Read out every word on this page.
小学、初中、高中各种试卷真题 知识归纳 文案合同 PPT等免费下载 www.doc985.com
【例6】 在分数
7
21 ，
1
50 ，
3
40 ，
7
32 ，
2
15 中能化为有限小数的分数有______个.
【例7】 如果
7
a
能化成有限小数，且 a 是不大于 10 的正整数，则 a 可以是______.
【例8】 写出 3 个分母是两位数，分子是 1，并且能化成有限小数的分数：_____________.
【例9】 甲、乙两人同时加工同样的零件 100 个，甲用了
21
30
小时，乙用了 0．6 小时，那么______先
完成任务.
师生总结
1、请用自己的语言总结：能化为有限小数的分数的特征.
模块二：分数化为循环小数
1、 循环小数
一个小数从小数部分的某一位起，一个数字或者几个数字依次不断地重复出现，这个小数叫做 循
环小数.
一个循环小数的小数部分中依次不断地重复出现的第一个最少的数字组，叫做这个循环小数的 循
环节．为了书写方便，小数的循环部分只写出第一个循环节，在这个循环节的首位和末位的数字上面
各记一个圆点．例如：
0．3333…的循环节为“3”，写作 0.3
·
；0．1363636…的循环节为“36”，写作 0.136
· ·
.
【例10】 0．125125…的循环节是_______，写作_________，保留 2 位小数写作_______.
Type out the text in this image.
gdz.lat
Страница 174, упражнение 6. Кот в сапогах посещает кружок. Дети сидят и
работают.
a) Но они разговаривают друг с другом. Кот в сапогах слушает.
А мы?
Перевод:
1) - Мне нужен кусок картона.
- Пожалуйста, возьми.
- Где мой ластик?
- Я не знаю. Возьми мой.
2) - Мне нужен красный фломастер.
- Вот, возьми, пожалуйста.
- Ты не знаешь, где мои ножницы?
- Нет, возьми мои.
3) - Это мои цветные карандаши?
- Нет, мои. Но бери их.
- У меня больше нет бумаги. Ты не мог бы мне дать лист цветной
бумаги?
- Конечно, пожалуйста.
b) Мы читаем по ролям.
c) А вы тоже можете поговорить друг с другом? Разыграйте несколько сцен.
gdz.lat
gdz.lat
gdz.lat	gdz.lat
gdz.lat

════════

* To be done:
Go back to the listing above and please repeat it exactly.

* Full solution:
Read out every word on this page.
小学、初中、高中各种试卷真题 知识归纳 文案合同 PPT等免费下载 www.doc985.com
【例6】 在分数
7
21 ，
1
50 ，
3
40 ，
7
32 ，
2
15 中能化为有限小数的分数有______个.
【例7】 如果
7
a
能化成有限小数，且 a 是不大于 10 的正整数，则 a 可以是______.
【例8】 写出 3 个分母是两位数，分子是 1，并且能化成有限小数的分数：_____________.
【例9】 甲、乙两人同时加工同样的零件 100 个，甲用了
21
30
小时，乙用了 0．6 小时，那么______先
完成任务.
师生总结
1、请用自己的语言总结：能化为有限小数的分数的特征.
模块二：分数化为循环小数
1、 循环小数
一个小数从小数部分的某一位起，一个数字或者几个数字依次不断地重复出现，这个小数叫做 循
环小数.
一个循环小数的小数部分中依次不断地重复出现的第一个最少的数字组，叫做这个循环小数的 循
环节．为了书写方便，小数的循环部分只写出第一个循环节，在这个循环节的首位和末位的数字上面
各记一个圆点．例如：
0．3333…的循环节为“3”，写作 0.3
·
；0．1363636…的循环节为“36”，写作 0.136
· ·
.
【例10】 0．125125…的循环节是_______，写作_________，保留 2 位小数写作_______.
Type out the text in this image.
gdz.lat
Страница 174, упражнение 6. Кот в сапогах посещает кружок. Дети сидят и
работают.
a) Но они разговаривают друг с другом. Кот в сапогах слушает.
А мы?
Перевод:
1) - Мне нужен кусок картона.
- Пожалуйста, возьми.
- Где мой ластик?
- Я не знаю. Возьми мой.
2) - Мне нужен красный фломастер.
- Вот, возьми, пожалуйста.
- Ты не знаешь, где мои ножницы?
- Нет, возьми мои.
3) - Это мои цветные карандаши?
- Нет, мои. Но бери их.
- У меня больше нет бумаги. Ты не мог бы мне дать лист цветной
бумаги?
- Конечно, пожалуйста.
b) Мы читаем по ролям.
c) А вы тоже можете поговорить друг с другом? Разыграйте несколько сцен.
gdz.lat
gdz.lat
gdz.lat	gdz.lat
gdz.lat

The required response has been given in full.